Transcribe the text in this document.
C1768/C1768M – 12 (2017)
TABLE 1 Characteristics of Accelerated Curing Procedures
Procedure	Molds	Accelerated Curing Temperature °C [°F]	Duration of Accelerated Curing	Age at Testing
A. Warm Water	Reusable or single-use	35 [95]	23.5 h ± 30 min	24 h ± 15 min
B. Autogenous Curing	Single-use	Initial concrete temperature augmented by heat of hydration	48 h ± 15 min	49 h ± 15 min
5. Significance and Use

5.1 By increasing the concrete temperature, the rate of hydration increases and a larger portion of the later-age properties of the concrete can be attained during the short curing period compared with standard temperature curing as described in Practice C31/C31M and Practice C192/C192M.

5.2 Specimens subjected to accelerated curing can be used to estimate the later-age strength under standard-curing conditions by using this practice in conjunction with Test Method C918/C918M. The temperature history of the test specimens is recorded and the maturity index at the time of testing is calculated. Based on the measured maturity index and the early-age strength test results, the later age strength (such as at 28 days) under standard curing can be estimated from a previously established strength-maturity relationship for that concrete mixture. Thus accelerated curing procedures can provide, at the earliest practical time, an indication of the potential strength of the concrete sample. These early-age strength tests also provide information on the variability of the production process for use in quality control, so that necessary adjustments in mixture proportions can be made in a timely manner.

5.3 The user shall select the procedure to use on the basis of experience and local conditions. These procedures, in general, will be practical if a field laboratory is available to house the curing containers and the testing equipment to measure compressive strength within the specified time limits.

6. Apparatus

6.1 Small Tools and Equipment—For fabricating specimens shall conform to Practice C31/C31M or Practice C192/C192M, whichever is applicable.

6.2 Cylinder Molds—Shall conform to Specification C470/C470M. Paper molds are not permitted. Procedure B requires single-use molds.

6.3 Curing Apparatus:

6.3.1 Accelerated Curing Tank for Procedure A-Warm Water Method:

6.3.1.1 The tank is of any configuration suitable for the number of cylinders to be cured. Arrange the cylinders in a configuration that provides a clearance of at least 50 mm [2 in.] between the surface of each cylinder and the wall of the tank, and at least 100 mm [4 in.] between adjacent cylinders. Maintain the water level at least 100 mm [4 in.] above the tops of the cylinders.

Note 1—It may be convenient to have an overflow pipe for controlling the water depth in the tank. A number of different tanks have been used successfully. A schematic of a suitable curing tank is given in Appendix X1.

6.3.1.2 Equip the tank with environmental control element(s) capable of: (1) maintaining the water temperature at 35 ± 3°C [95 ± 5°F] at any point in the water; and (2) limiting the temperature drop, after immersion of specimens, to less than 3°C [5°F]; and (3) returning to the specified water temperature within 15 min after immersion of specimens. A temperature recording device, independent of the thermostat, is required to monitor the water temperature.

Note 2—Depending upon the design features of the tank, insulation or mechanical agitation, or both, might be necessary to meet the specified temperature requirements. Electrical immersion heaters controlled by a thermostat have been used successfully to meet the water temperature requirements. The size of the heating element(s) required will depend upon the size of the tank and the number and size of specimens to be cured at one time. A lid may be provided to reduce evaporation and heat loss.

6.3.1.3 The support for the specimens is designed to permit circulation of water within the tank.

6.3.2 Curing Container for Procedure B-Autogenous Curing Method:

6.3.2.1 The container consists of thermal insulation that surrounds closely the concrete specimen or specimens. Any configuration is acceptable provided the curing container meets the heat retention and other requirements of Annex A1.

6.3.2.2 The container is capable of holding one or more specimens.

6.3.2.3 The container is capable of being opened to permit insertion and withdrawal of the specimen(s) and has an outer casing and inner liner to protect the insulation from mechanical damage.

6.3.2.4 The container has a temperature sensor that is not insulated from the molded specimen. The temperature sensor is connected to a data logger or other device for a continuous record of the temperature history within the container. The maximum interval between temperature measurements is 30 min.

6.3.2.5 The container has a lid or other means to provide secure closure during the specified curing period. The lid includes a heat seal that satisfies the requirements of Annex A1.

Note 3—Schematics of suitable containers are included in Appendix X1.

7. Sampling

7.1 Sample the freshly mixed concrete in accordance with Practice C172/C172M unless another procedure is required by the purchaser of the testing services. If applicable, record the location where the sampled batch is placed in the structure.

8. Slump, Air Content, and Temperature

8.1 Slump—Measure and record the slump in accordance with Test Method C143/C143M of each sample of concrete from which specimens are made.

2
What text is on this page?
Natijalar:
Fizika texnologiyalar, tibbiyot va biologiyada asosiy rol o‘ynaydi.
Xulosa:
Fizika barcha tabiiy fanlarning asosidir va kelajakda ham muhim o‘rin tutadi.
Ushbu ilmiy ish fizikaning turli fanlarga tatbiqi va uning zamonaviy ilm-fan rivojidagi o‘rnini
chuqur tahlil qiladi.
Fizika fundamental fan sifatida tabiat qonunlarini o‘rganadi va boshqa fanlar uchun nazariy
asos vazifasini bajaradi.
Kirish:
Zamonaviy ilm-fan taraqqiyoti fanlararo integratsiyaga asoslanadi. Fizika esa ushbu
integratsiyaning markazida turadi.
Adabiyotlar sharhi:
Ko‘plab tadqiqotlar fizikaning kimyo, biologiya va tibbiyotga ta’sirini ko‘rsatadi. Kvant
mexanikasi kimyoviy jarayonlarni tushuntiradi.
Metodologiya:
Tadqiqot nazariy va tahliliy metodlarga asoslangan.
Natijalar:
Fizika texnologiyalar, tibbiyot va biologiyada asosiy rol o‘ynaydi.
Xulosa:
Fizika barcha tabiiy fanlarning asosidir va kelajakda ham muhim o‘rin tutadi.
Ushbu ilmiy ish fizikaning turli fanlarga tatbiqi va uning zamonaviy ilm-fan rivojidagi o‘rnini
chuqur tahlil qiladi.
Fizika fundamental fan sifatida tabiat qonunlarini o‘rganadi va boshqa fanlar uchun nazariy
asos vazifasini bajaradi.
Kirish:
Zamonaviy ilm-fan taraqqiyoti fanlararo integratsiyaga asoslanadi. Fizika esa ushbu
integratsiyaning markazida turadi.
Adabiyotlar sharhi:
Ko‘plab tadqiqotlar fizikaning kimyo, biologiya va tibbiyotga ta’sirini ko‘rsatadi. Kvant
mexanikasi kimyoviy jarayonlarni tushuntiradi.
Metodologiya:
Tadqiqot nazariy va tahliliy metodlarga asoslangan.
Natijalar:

########

### [Task statement]
Look over the listing. Pull out every line with the string "been" in it.

### [Output for this task]
Note 1—It may be convenient to have an overflow pipe for controlling the water depth in the tank. A number of different tanks have been used successfully. A schematic of a suitable curing tank is given in Appendix X1.
Note 2—Depending upon the design features of the tank, insulation or mechanical agitation, or both, might be necessary to meet the specified temperature requirements. Electrical immersion heaters controlled by a thermostat have been used successfully to meet the water temperature requirements. The size of the heating element(s) required will depend upon the size of the tank and the number and size of specimens to be cured at one time. A lid may be provided to reduce evaporation and heat loss.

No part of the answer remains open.